An exact reproduction of the records is required, with all images left out.
====== MATERIAL FOR THIS TASK
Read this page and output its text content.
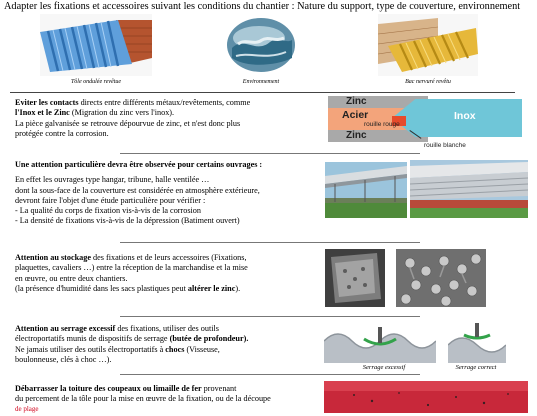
Adapter les fixations et accessoires suivant les conditions du chantier : Nature du support, type de couverture, environnement
Tôle ondulée revêtue	Environnement	Bac nervuré revêtu
Eviter les contacts directs entre différents métaux/revêtements, comme
l'Inox et le Zinc (Migration du zinc vers l'inox).
La pièce galvanisée se retrouve dépourvue de zinc, et n'est donc plus
protégée contre la corrosion.
Zinc
Acier
rouille rouge
Zinc
Inox
rouille blanche
Une attention particulière devra être observée pour certains ouvrages :
En effet les ouvrages type hangar, tribune, halle ventilée …
dont la sous-face de la couverture est considérée en atmosphère extérieure,
devront faire l'objet d'une étude particulière pour vérifier :
- La qualité du corps de fixation vis-à-vis de la corrosion
- La densité de fixations vis-à-vis de la dépression (Batiment ouvert)
Attention au stockage des fixations et de leurs accessoires (Fixations,
plaquettes, cavaliers …) entre la réception de la marchandise et la mise
en œuvre, ou entre deux chantiers.
(la présence d'humidité dans les sacs plastiques peut altérer le zinc).
Attention au serrage excessif des fixations, utiliser des outils
électroportatifs munis de dispositifs de serrage (butée de profondeur).
Ne jamais utiliser des outils électroportatifs à chocs (Visseuse,
boulonneuse, clés à choc …).
Serrage excessif	Serrage correct
Débarrasser la toiture des coupeaux ou limaille de fer provenant
du percement de la tôle pour la mise en œuvre de la fixation, ou de la découpe
de plage
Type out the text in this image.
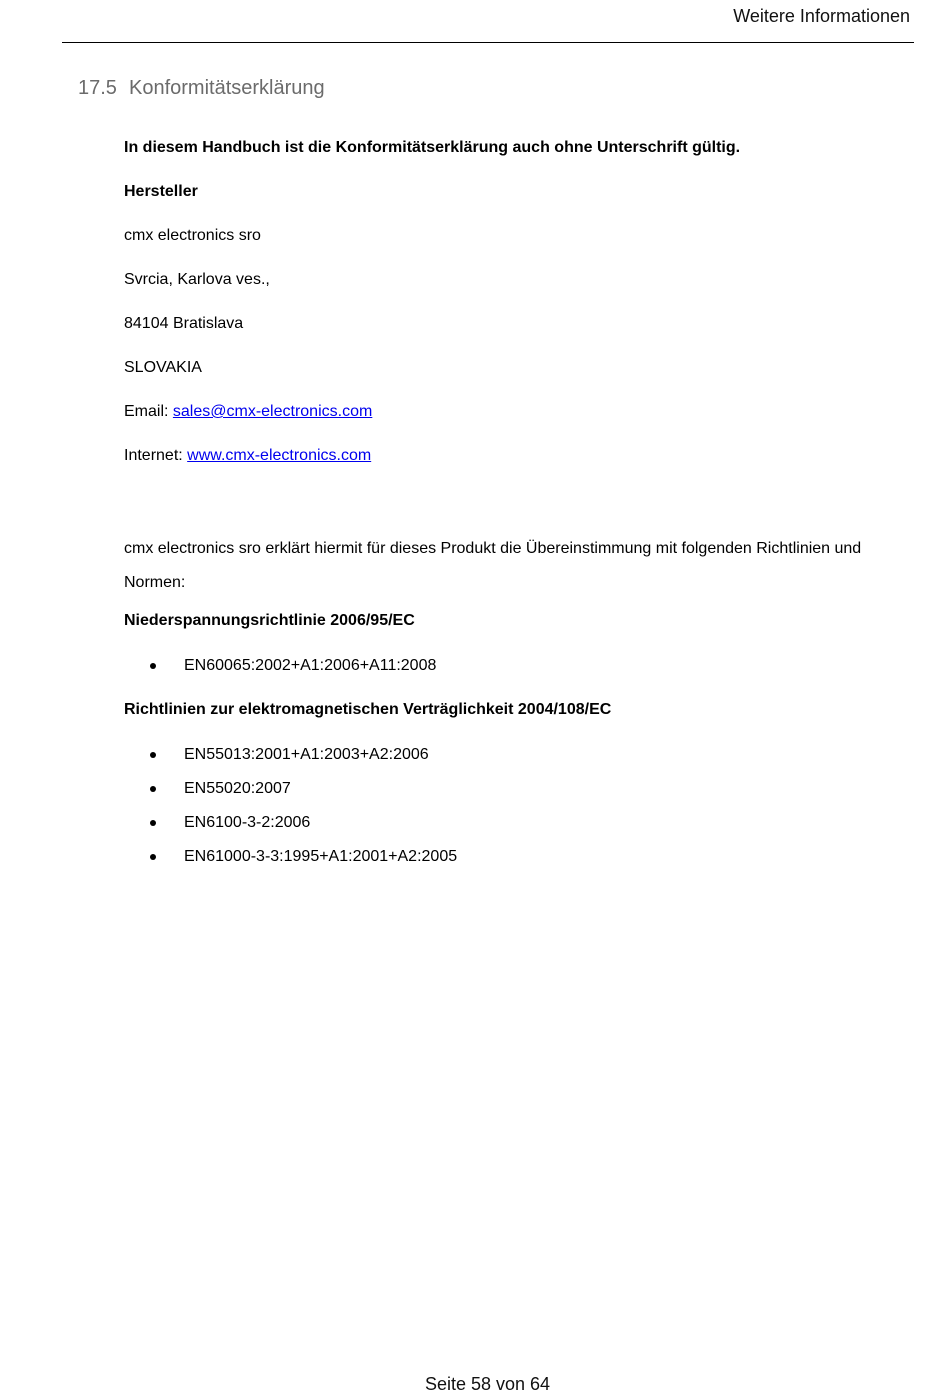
Weitere Informationen
17.5 Konformitätserklärung
In diesem Handbuch ist die Konformitätserklärung auch ohne Unterschrift gültig.
Hersteller
cmx electronics sro
Svrcia, Karlova ves.,
84104 Bratislava
SLOVAKIA
Email: sales@cmx-electronics.com
Internet: www.cmx-electronics.com
cmx electronics sro erklärt hiermit für dieses Produkt die Übereinstimmung mit folgenden Richtlinien und Normen:
Niederspannungsrichtlinie 2006/95/EC
EN60065:2002+A1:2006+A11:2008
Richtlinien zur elektromagnetischen Verträglichkeit 2004/108/EC
EN55013:2001+A1:2003+A2:2006
EN55020:2007
EN6100-3-2:2006
EN61000-3-3:1995+A1:2001+A2:2005
Seite 58 von 64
============
TASK OUTPUT:
Read this page and output its text content.
Adapter les fixations et accessoires suivant les conditions du chantier : Nature du support, type de couverture, environnement
Tôle ondulée revêtue	Environnement	Bac nervuré revêtu
Eviter les contacts directs entre différents métaux/revêtements, comme
l'Inox et le Zinc (Migration du zinc vers l'inox).
La pièce galvanisée se retrouve dépourvue de zinc, et n'est donc plus
protégée contre la corrosion.
Zinc
Acier
rouille rouge
Zinc
Inox
rouille blanche
Une attention particulière devra être observée pour certains ouvrages :
En effet les ouvrages type hangar, tribune, halle ventilée …
dont la sous-face de la couverture est considérée en atmosphère extérieure,
devront faire l'objet d'une étude particulière pour vérifier :
- La qualité du corps de fixation vis-à-vis de la corrosion
- La densité de fixations vis-à-vis de la dépression (Batiment ouvert)
Attention au stockage des fixations et de leurs accessoires (Fixations,
plaquettes, cavaliers …) entre la réception de la marchandise et la mise
en œuvre, ou entre deux chantiers.
(la présence d'humidité dans les sacs plastiques peut altérer le zinc).
Attention au serrage excessif des fixations, utiliser des outils
électroportatifs munis de dispositifs de serrage (butée de profondeur).
Ne jamais utiliser des outils électroportatifs à chocs (Visseuse,
boulonneuse, clés à choc …).
Serrage excessif	Serrage correct
Débarrasser la toiture des coupeaux ou limaille de fer provenant
du percement de la tôle pour la mise en œuvre de la fixation, ou de la découpe
de plage
Type out the text in this image.
Weitere Informationen
17.5 Konformitätserklärung
In diesem Handbuch ist die Konformitätserklärung auch ohne Unterschrift gültig.
Hersteller
cmx electronics sro
Svrcia, Karlova ves.,
84104 Bratislava
SLOVAKIA
Email: sales@cmx-electronics.com
Internet: www.cmx-electronics.com
cmx electronics sro erklärt hiermit für dieses Produkt die Übereinstimmung mit folgenden Richtlinien und Normen:
Niederspannungsrichtlinie 2006/95/EC
EN60065:2002+A1:2006+A11:2008
Richtlinien zur elektromagnetischen Verträglichkeit 2004/108/EC
EN55013:2001+A1:2003+A2:2006
EN55020:2007
EN6100-3-2:2006
EN61000-3-3:1995+A1:2001+A2:2005
Seite 58 von 64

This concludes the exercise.